### EXERCISE INPUT:
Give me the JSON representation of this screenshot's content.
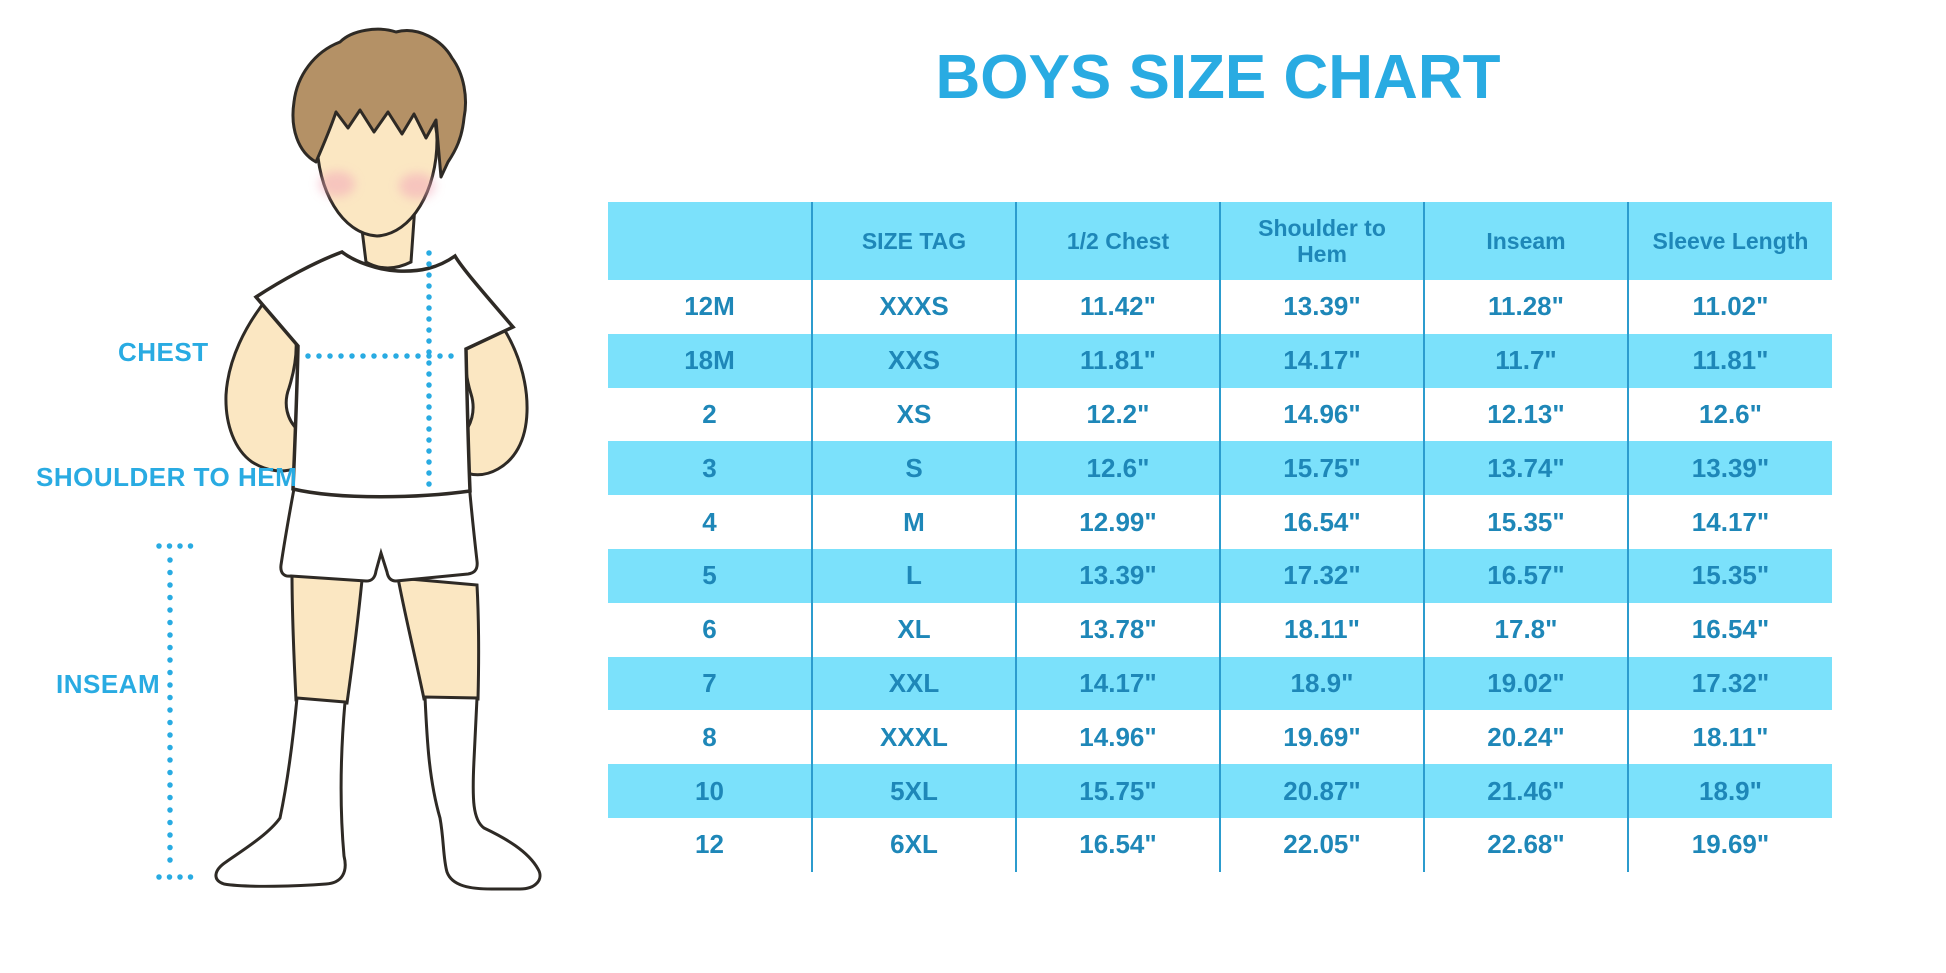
{
  "title": "BOYS SIZE CHART",
  "colors": {
    "accent_blue": "#29ABE2",
    "band_cyan": "#7BE1FB",
    "grid_blue": "#2C9CCE",
    "table_text_blue": "#1E87B8"
  },
  "figure": {
    "labels": {
      "chest": "CHEST",
      "shoulder_to_hem": "SHOULDER TO HEM",
      "inseam": "INSEAM"
    }
  },
  "chart_data": {
    "type": "table",
    "title": "BOYS SIZE CHART",
    "columns": [
      "",
      "SIZE TAG",
      "1/2 Chest",
      "Shoulder to Hem",
      "Inseam",
      "Sleeve Length"
    ],
    "rows": [
      [
        "12M",
        "XXXS",
        "11.42\"",
        "13.39\"",
        "11.28\"",
        "11.02\""
      ],
      [
        "18M",
        "XXS",
        "11.81\"",
        "14.17\"",
        "11.7\"",
        "11.81\""
      ],
      [
        "2",
        "XS",
        "12.2\"",
        "14.96\"",
        "12.13\"",
        "12.6\""
      ],
      [
        "3",
        "S",
        "12.6\"",
        "15.75\"",
        "13.74\"",
        "13.39\""
      ],
      [
        "4",
        "M",
        "12.99\"",
        "16.54\"",
        "15.35\"",
        "14.17\""
      ],
      [
        "5",
        "L",
        "13.39\"",
        "17.32\"",
        "16.57\"",
        "15.35\""
      ],
      [
        "6",
        "XL",
        "13.78\"",
        "18.11\"",
        "17.8\"",
        "16.54\""
      ],
      [
        "7",
        "XXL",
        "14.17\"",
        "18.9\"",
        "19.02\"",
        "17.32\""
      ],
      [
        "8",
        "XXXL",
        "14.96\"",
        "19.69\"",
        "20.24\"",
        "18.11\""
      ],
      [
        "10",
        "5XL",
        "15.75\"",
        "20.87\"",
        "21.46\"",
        "18.9\""
      ],
      [
        "12",
        "6XL",
        "16.54\"",
        "22.05\"",
        "22.68\"",
        "19.69\""
      ]
    ]
  }
}
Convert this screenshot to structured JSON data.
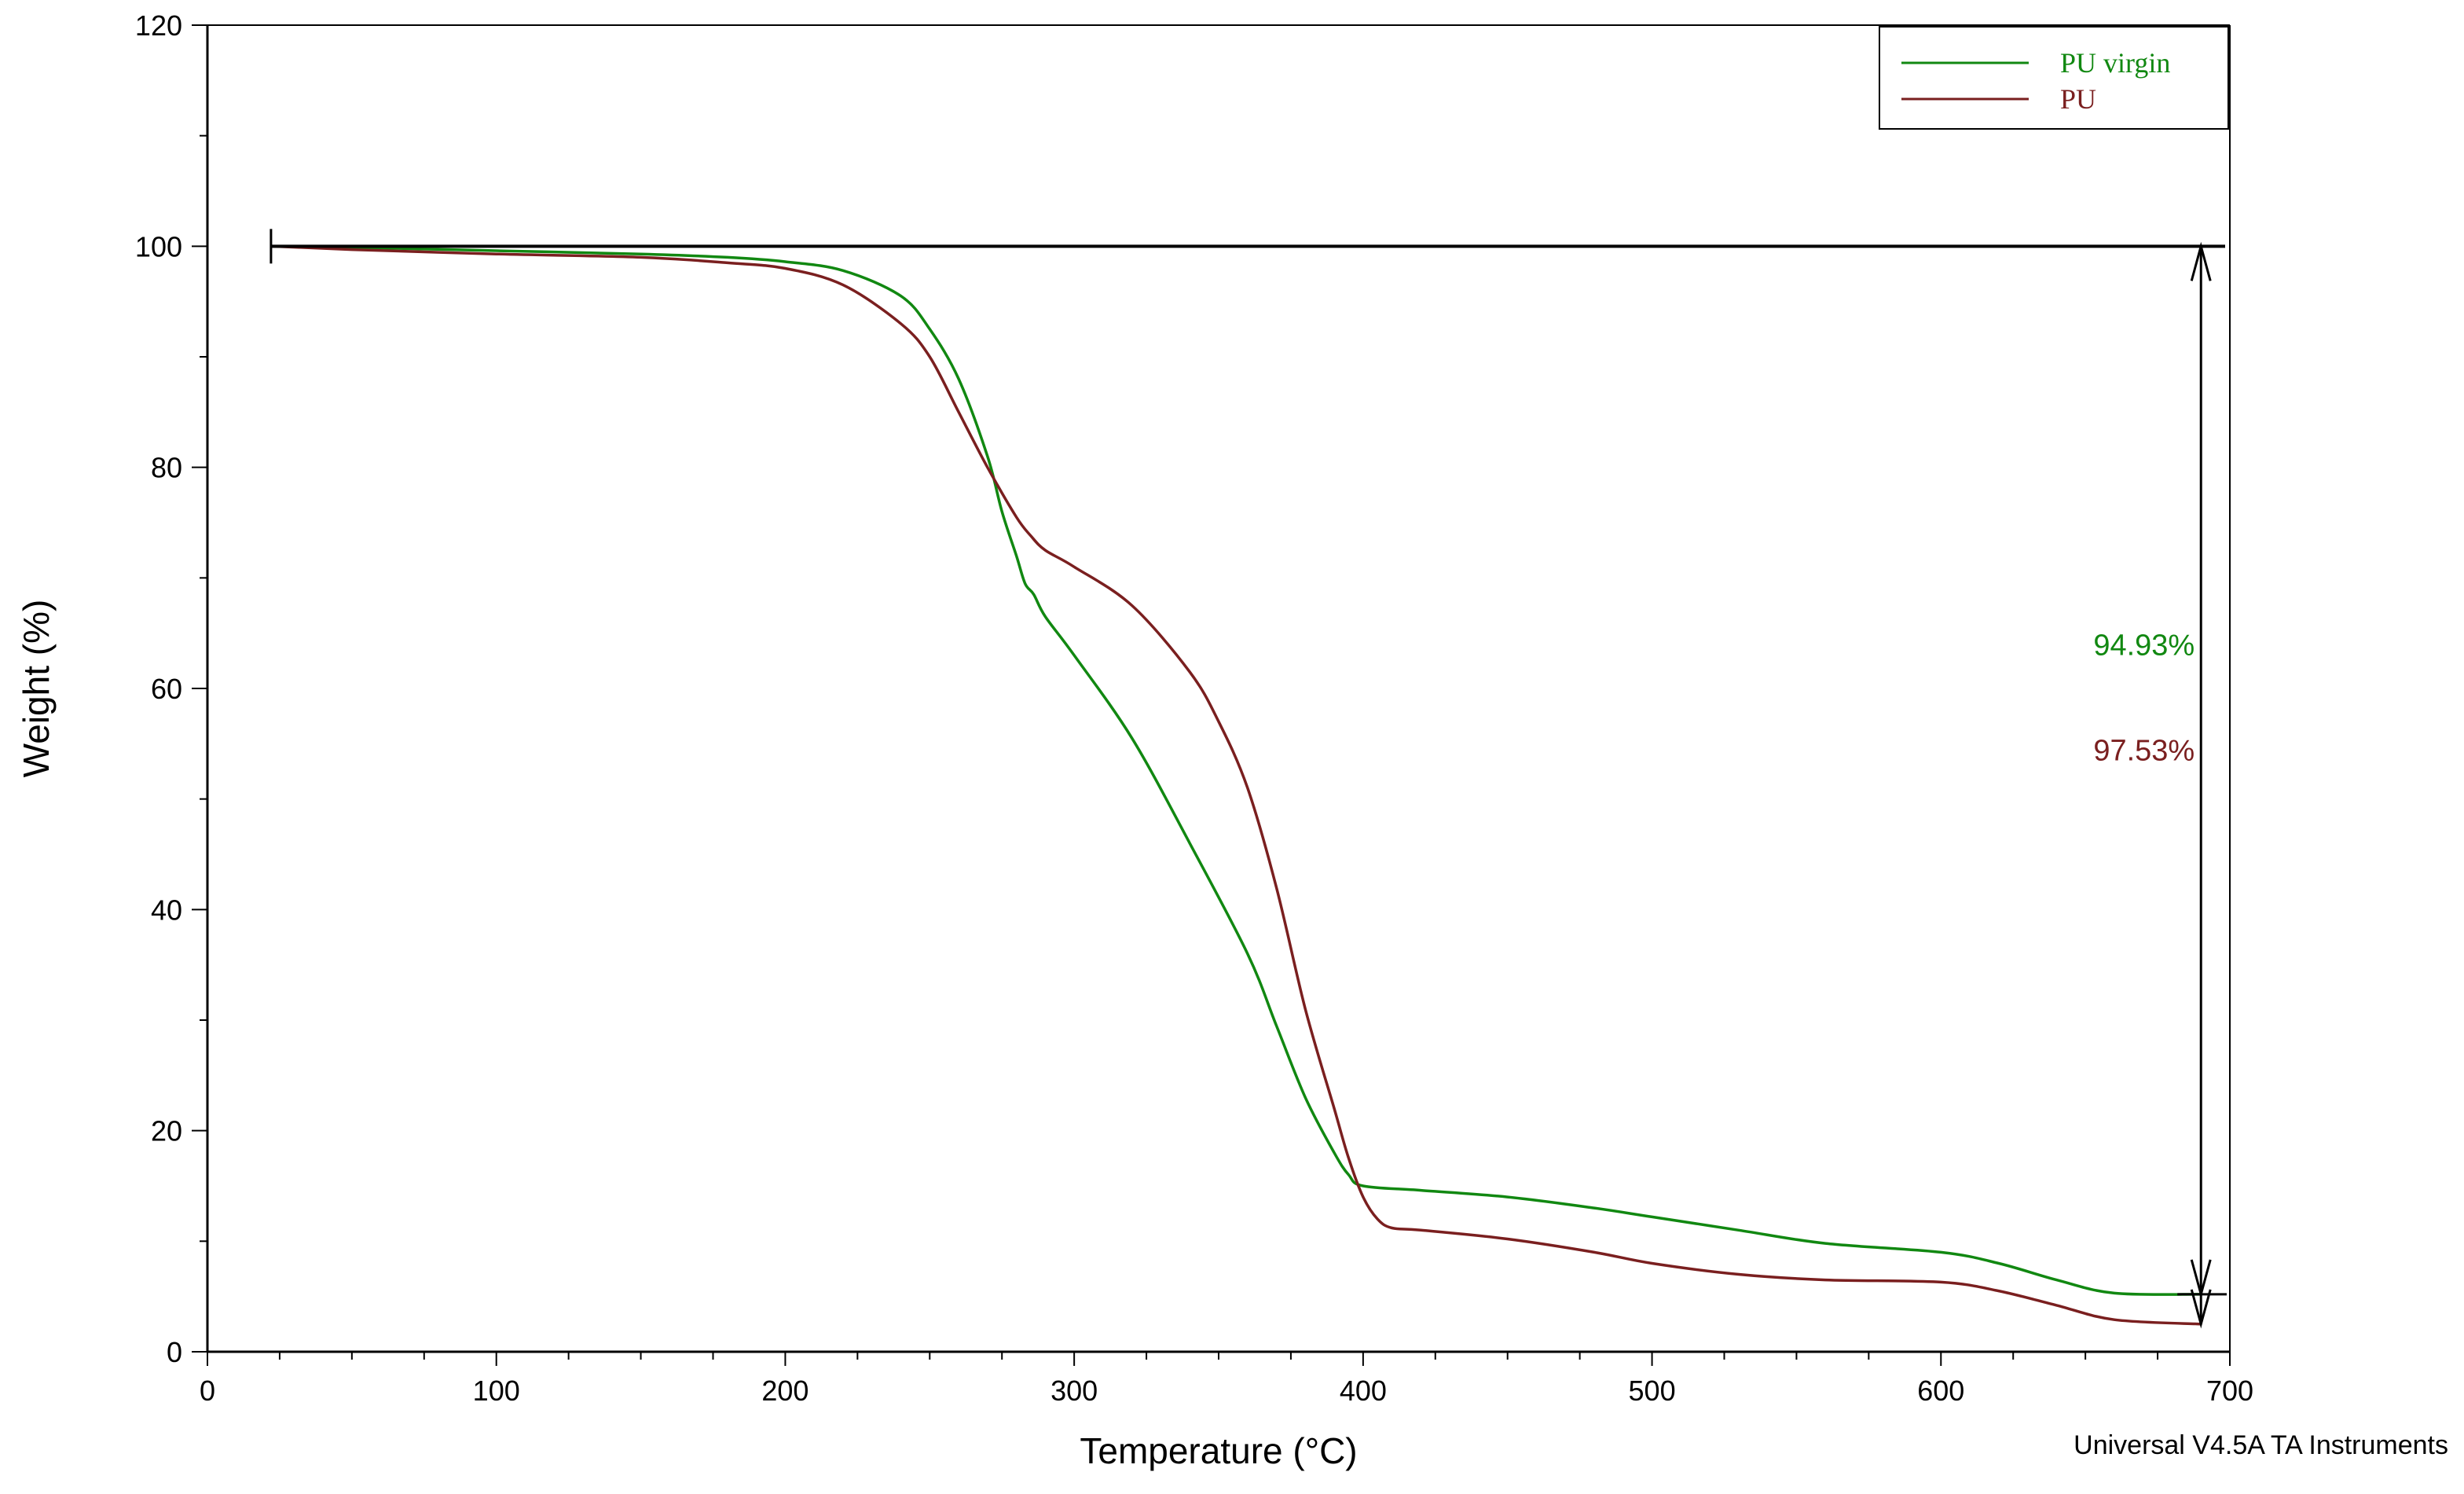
{
  "chart_data": {
    "type": "line",
    "xlabel": "Temperature (°C)",
    "ylabel": "Weight (%)",
    "xlim": [
      0,
      700
    ],
    "ylim": [
      0,
      120
    ],
    "xticks": [
      0,
      100,
      200,
      300,
      400,
      500,
      600,
      700
    ],
    "yticks": [
      0,
      20,
      40,
      60,
      80,
      100,
      120
    ],
    "grid": false,
    "legend_position": "top-right",
    "reference_line_y": 100,
    "series": [
      {
        "name": "PU virgin",
        "color": "#118811",
        "x": [
          22,
          50,
          100,
          150,
          180,
          200,
          220,
          240,
          250,
          260,
          270,
          275,
          280,
          283,
          286,
          290,
          300,
          320,
          340,
          360,
          370,
          380,
          390,
          395,
          400,
          420,
          450,
          480,
          500,
          530,
          560,
          600,
          620,
          640,
          660,
          690
        ],
        "y": [
          100,
          99.9,
          99.6,
          99.3,
          99.0,
          98.6,
          97.8,
          95.5,
          92.5,
          88.0,
          81.0,
          76.0,
          72.0,
          69.5,
          68.5,
          66.5,
          63.0,
          55.5,
          46.0,
          36.0,
          29.5,
          23.0,
          18.0,
          16.0,
          15.0,
          14.6,
          14.0,
          13.0,
          12.2,
          11.0,
          9.8,
          9.0,
          8.0,
          6.5,
          5.3,
          5.2
        ]
      },
      {
        "name": "PU",
        "color": "#7a1f1f",
        "x": [
          22,
          50,
          100,
          150,
          180,
          200,
          220,
          240,
          250,
          260,
          270,
          280,
          285,
          290,
          300,
          320,
          340,
          350,
          360,
          370,
          380,
          390,
          395,
          400,
          405,
          410,
          420,
          450,
          480,
          500,
          530,
          560,
          600,
          620,
          640,
          660,
          690
        ],
        "y": [
          100,
          99.7,
          99.3,
          99.0,
          98.5,
          98.0,
          96.5,
          93.0,
          90.0,
          85.0,
          80.0,
          75.5,
          73.8,
          72.5,
          71.0,
          67.5,
          61.5,
          57.0,
          51.0,
          42.0,
          31.0,
          22.0,
          17.5,
          14.0,
          12.0,
          11.2,
          11.0,
          10.2,
          9.0,
          8.0,
          7.0,
          6.5,
          6.3,
          5.5,
          4.2,
          2.9,
          2.5
        ]
      }
    ],
    "annotations": [
      {
        "text": "94.93%",
        "color": "#118811",
        "x": 690,
        "y": 64
      },
      {
        "text": "97.53%",
        "color": "#7a1f1f",
        "x": 690,
        "y": 54.5
      }
    ],
    "measure_arrow_x": 690,
    "footer": "Universal V4.5A TA Instruments"
  }
}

### WHAT THIS TASK INVOLVES:
Your task is to transcribe all of the records precisely, with no images included.

### FINAL RESULT:
Give me the JSON representation of this screenshot's content.
{
  "title": "BOYS SIZE CHART",
  "colors": {
    "accent_blue": "#29ABE2",
    "band_cyan": "#7BE1FB",
    "grid_blue": "#2C9CCE",
    "table_text_blue": "#1E87B8"
  },
  "figure": {
    "labels": {
      "chest": "CHEST",
      "shoulder_to_hem": "SHOULDER TO HEM",
      "inseam": "INSEAM"
    }
  },
  "chart_data": {
    "type": "table",
    "title": "BOYS SIZE CHART",
    "columns": [
      "",
      "SIZE TAG",
      "1/2 Chest",
      "Shoulder to Hem",
      "Inseam",
      "Sleeve Length"
    ],
    "rows": [
      [
        "12M",
        "XXXS",
        "11.42\"",
        "13.39\"",
        "11.28\"",
        "11.02\""
      ],
      [
        "18M",
        "XXS",
        "11.81\"",
        "14.17\"",
        "11.7\"",
        "11.81\""
      ],
      [
        "2",
        "XS",
        "12.2\"",
        "14.96\"",
        "12.13\"",
        "12.6\""
      ],
      [
        "3",
        "S",
        "12.6\"",
        "15.75\"",
        "13.74\"",
        "13.39\""
      ],
      [
        "4",
        "M",
        "12.99\"",
        "16.54\"",
        "15.35\"",
        "14.17\""
      ],
      [
        "5",
        "L",
        "13.39\"",
        "17.32\"",
        "16.57\"",
        "15.35\""
      ],
      [
        "6",
        "XL",
        "13.78\"",
        "18.11\"",
        "17.8\"",
        "16.54\""
      ],
      [
        "7",
        "XXL",
        "14.17\"",
        "18.9\"",
        "19.02\"",
        "17.32\""
      ],
      [
        "8",
        "XXXL",
        "14.96\"",
        "19.69\"",
        "20.24\"",
        "18.11\""
      ],
      [
        "10",
        "5XL",
        "15.75\"",
        "20.87\"",
        "21.46\"",
        "18.9\""
      ],
      [
        "12",
        "6XL",
        "16.54\"",
        "22.05\"",
        "22.68\"",
        "19.69\""
      ]
    ]
  }
}
Convert this screenshot to structured JSON data.
{
  "chart_data": {
    "type": "line",
    "xlabel": "Temperature (°C)",
    "ylabel": "Weight (%)",
    "xlim": [
      0,
      700
    ],
    "ylim": [
      0,
      120
    ],
    "xticks": [
      0,
      100,
      200,
      300,
      400,
      500,
      600,
      700
    ],
    "yticks": [
      0,
      20,
      40,
      60,
      80,
      100,
      120
    ],
    "grid": false,
    "legend_position": "top-right",
    "reference_line_y": 100,
    "series": [
      {
        "name": "PU virgin",
        "color": "#118811",
        "x": [
          22,
          50,
          100,
          150,
          180,
          200,
          220,
          240,
          250,
          260,
          270,
          275,
          280,
          283,
          286,
          290,
          300,
          320,
          340,
          360,
          370,
          380,
          390,
          395,
          400,
          420,
          450,
          480,
          500,
          530,
          560,
          600,
          620,
          640,
          660,
          690
        ],
        "y": [
          100,
          99.9,
          99.6,
          99.3,
          99.0,
          98.6,
          97.8,
          95.5,
          92.5,
          88.0,
          81.0,
          76.0,
          72.0,
          69.5,
          68.5,
          66.5,
          63.0,
          55.5,
          46.0,
          36.0,
          29.5,
          23.0,
          18.0,
          16.0,
          15.0,
          14.6,
          14.0,
          13.0,
          12.2,
          11.0,
          9.8,
          9.0,
          8.0,
          6.5,
          5.3,
          5.2
        ]
      },
      {
        "name": "PU",
        "color": "#7a1f1f",
        "x": [
          22,
          50,
          100,
          150,
          180,
          200,
          220,
          240,
          250,
          260,
          270,
          280,
          285,
          290,
          300,
          320,
          340,
          350,
          360,
          370,
          380,
          390,
          395,
          400,
          405,
          410,
          420,
          450,
          480,
          500,
          530,
          560,
          600,
          620,
          640,
          660,
          690
        ],
        "y": [
          100,
          99.7,
          99.3,
          99.0,
          98.5,
          98.0,
          96.5,
          93.0,
          90.0,
          85.0,
          80.0,
          75.5,
          73.8,
          72.5,
          71.0,
          67.5,
          61.5,
          57.0,
          51.0,
          42.0,
          31.0,
          22.0,
          17.5,
          14.0,
          12.0,
          11.2,
          11.0,
          10.2,
          9.0,
          8.0,
          7.0,
          6.5,
          6.3,
          5.5,
          4.2,
          2.9,
          2.5
        ]
      }
    ],
    "annotations": [
      {
        "text": "94.93%",
        "color": "#118811",
        "x": 690,
        "y": 64
      },
      {
        "text": "97.53%",
        "color": "#7a1f1f",
        "x": 690,
        "y": 54.5
      }
    ],
    "measure_arrow_x": 690,
    "footer": "Universal V4.5A TA Instruments"
  }
}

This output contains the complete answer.